» What is required
Give only the number of lines that contain the word "связанных".

» Data entries
■ ■ ■ ■
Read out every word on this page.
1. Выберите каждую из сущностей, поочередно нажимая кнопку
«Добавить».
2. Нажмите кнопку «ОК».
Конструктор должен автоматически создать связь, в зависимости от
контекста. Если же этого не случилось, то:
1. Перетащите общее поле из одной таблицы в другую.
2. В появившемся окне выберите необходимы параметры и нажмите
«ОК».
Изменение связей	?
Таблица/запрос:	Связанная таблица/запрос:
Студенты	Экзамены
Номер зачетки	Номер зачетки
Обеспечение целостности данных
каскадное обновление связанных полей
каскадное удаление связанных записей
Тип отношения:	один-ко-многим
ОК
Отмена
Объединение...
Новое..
■ ■ ■ ■
» Result for this task
2